## EXERCISE OBJECTIVE:
Extract from the listing each line in which the word "their" appears.

## EXTRACTED ENTRIES:
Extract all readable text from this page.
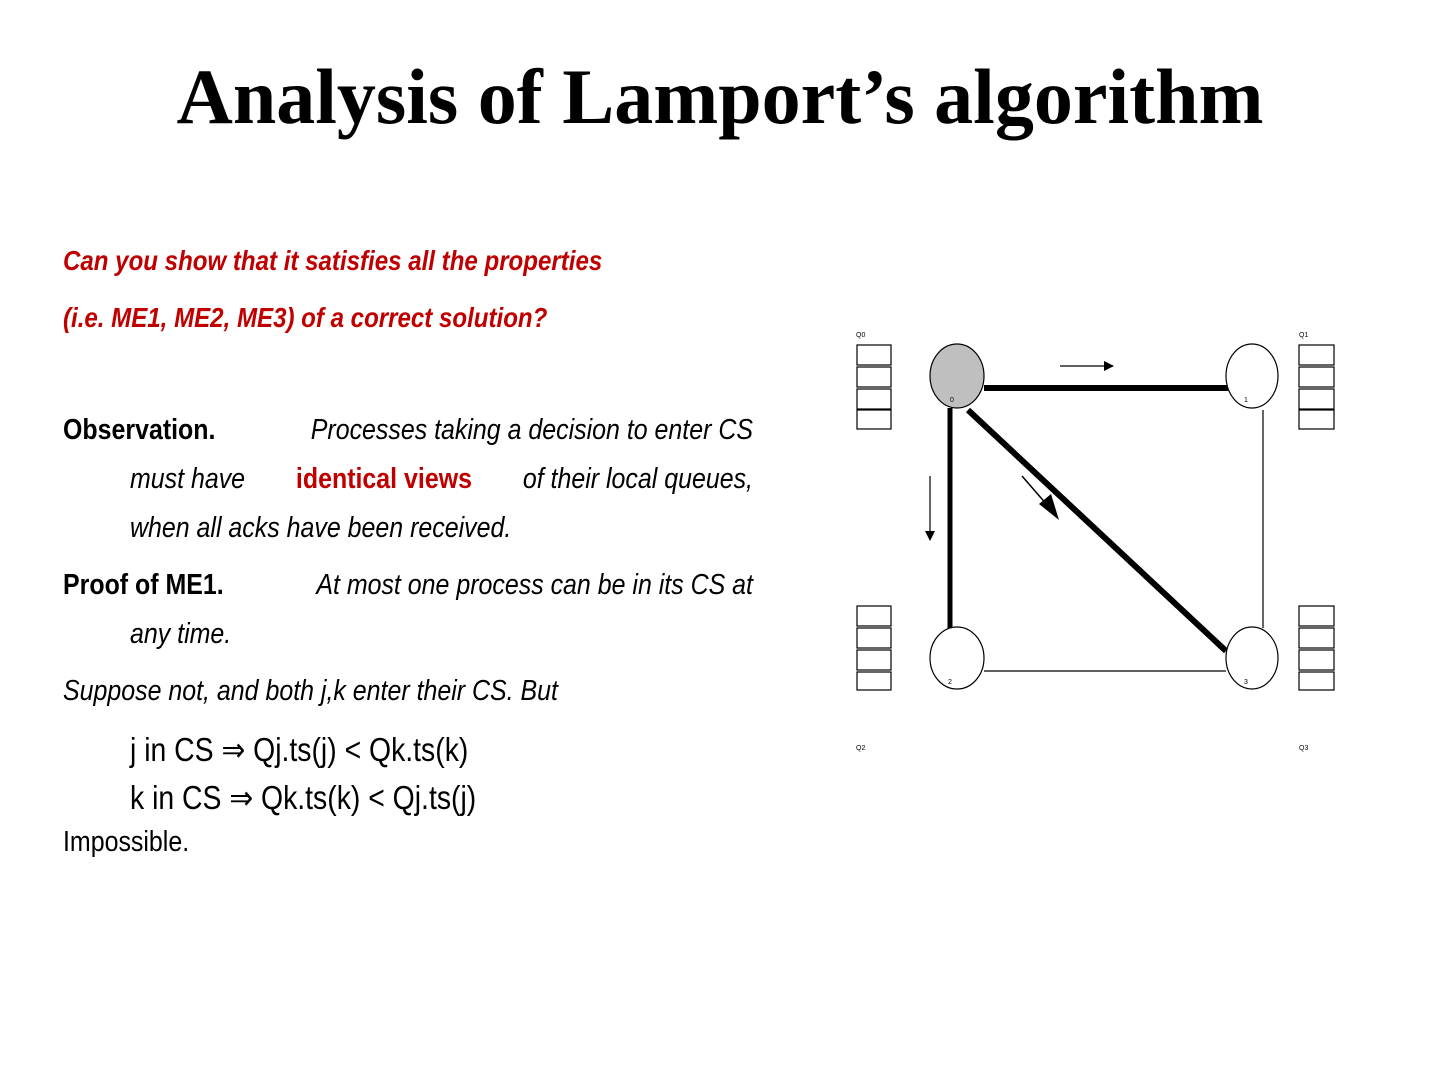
Analysis of Lamport’s algorithm
Can you show that it satisfies all the properties
(i.e. ME1, ME2, ME3) of a correct solution?
Observation.	Processes taking a decision to enter CS
must have identical views of their local queues,
when all acks have been received.
Proof of ME1.	At most one process can be in its CS at
any time.
Suppose not, and both j,k enter their CS. But
j in CS ⇒ Qj.ts(j) < Qk.ts(k)
k in CS ⇒ Qk.ts(k) < Qj.ts(j)
Impossible.
Q0	Q1
Q2	Q3
0	1
2	3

## RESULT OF THIS EXERCISE:
must have identical views of their local queues,
Suppose not, and both j,k enter their CS. But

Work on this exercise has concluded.